— start of INPUT ROWS —

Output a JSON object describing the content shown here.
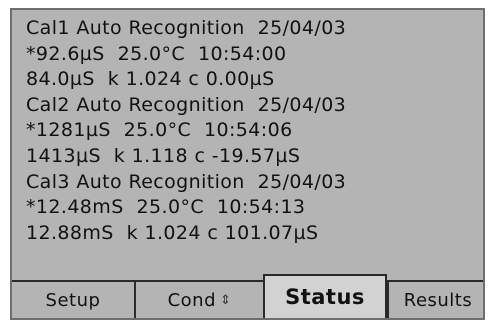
{
  "records": [
    {
      "header": "Cal1 Auto Recognition  25/04/03",
      "measured": "*92.6µS  25.0°C  10:54:00",
      "calibration": "84.0µS  k 1.024 c 0.00µS"
    },
    {
      "header": "Cal2 Auto Recognition  25/04/03",
      "measured": "*1281µS  25.0°C  10:54:06",
      "calibration": "1413µS  k 1.118 c -19.57µS"
    },
    {
      "header": "Cal3 Auto Recognition  25/04/03",
      "measured": "*12.48mS  25.0°C  10:54:13",
      "calibration": "12.88mS  k 1.024 c 101.07µS"
    }
  ],
  "tabs": {
    "setup": "Setup",
    "cond": "Cond",
    "cond_icon": "up-down-arrow-icon",
    "status": "Status",
    "results": "Results",
    "active": "status"
  },
  "colors": {
    "screen_background": "#b4b4b4",
    "text": "#111111",
    "border": "#2a2a2a"
  }
}
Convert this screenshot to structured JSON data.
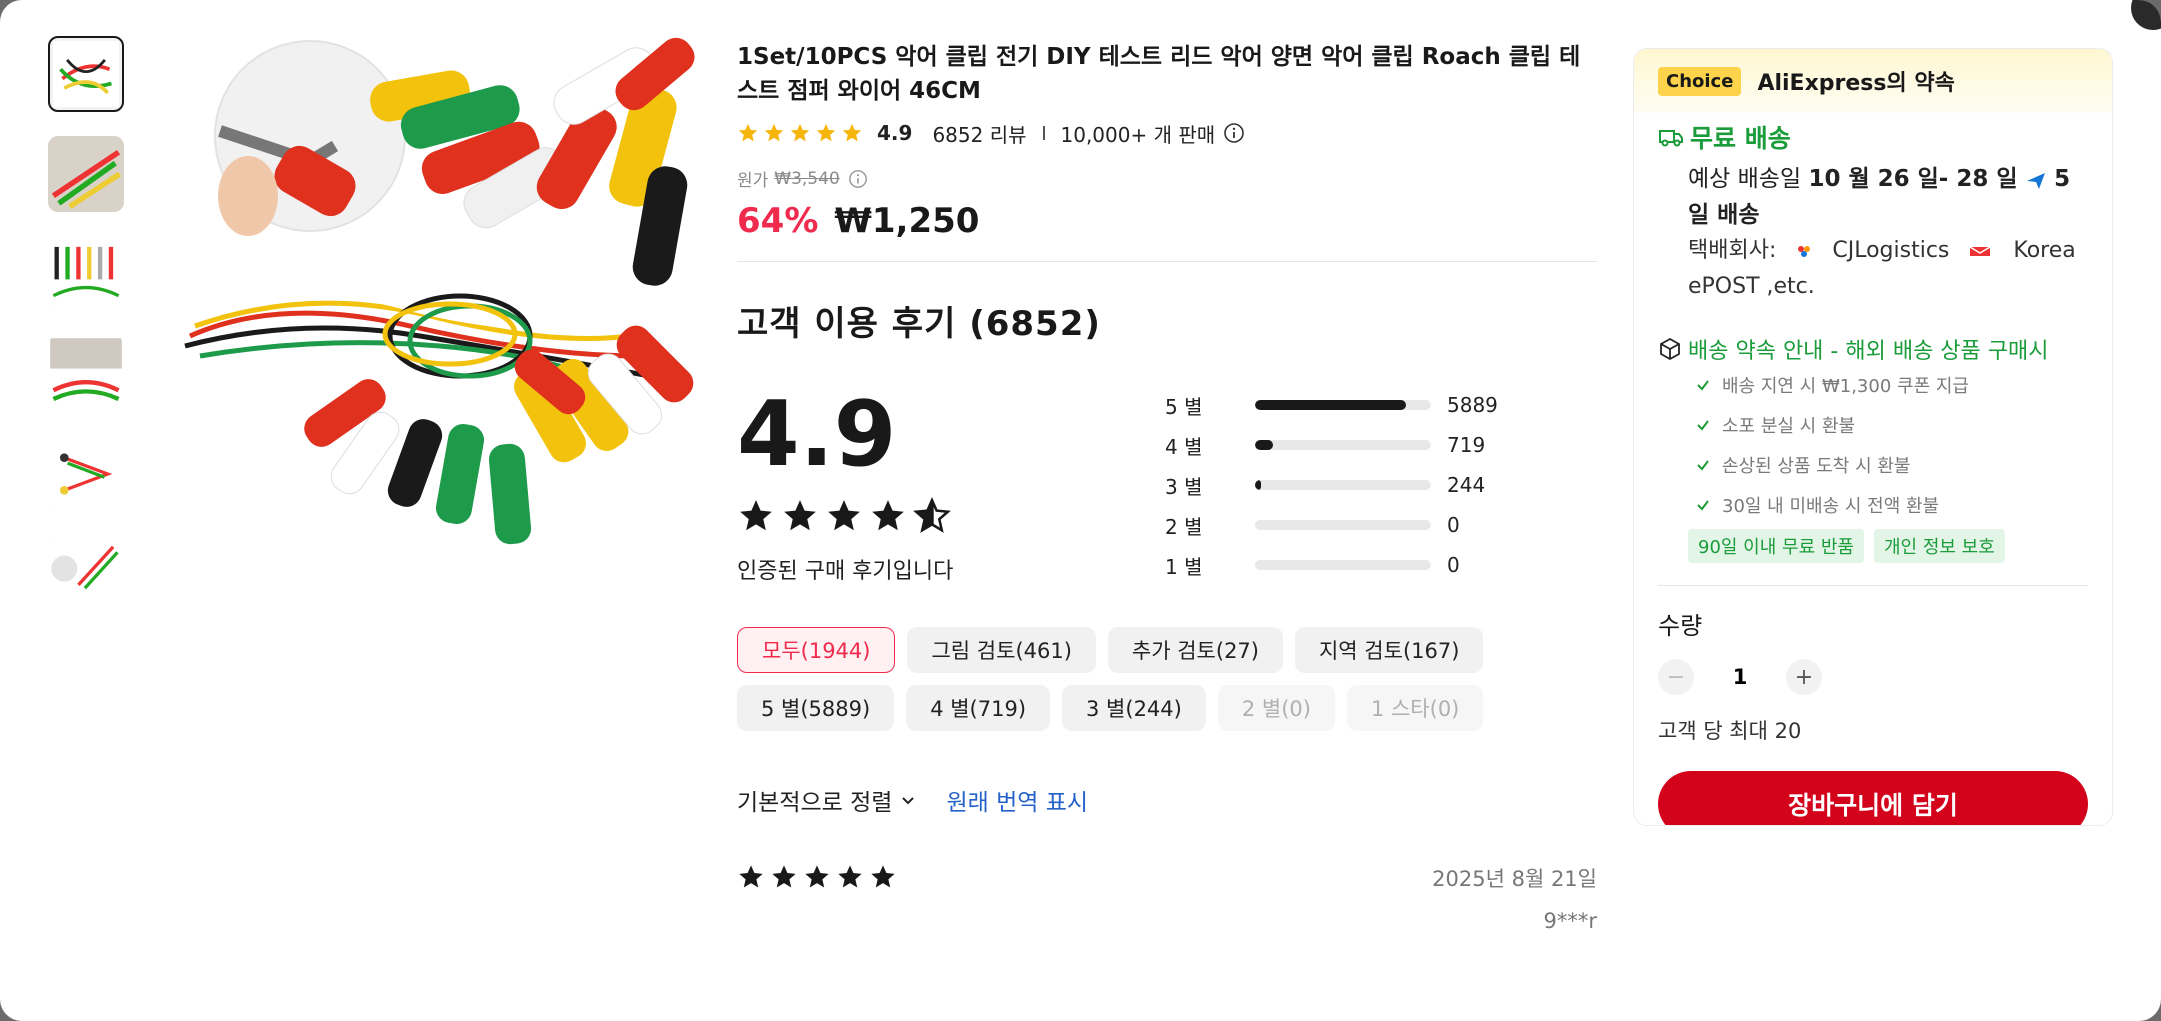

— end of INPUT ROWS —

#### DIRECTION
Each entry above should be reproduced exactly, with the pictures removed.

#### RIGHT ANSWER
Output a JSON object describing the content shown here.
{
  "records": [
    {
      "header": "Cal1 Auto Recognition  25/04/03",
      "measured": "*92.6µS  25.0°C  10:54:00",
      "calibration": "84.0µS  k 1.024 c 0.00µS"
    },
    {
      "header": "Cal2 Auto Recognition  25/04/03",
      "measured": "*1281µS  25.0°C  10:54:06",
      "calibration": "1413µS  k 1.118 c -19.57µS"
    },
    {
      "header": "Cal3 Auto Recognition  25/04/03",
      "measured": "*12.48mS  25.0°C  10:54:13",
      "calibration": "12.88mS  k 1.024 c 101.07µS"
    }
  ],
  "tabs": {
    "setup": "Setup",
    "cond": "Cond",
    "cond_icon": "up-down-arrow-icon",
    "status": "Status",
    "results": "Results",
    "active": "status"
  },
  "colors": {
    "screen_background": "#b4b4b4",
    "text": "#111111",
    "border": "#2a2a2a"
  }
}
Convert this screenshot to structured JSON data.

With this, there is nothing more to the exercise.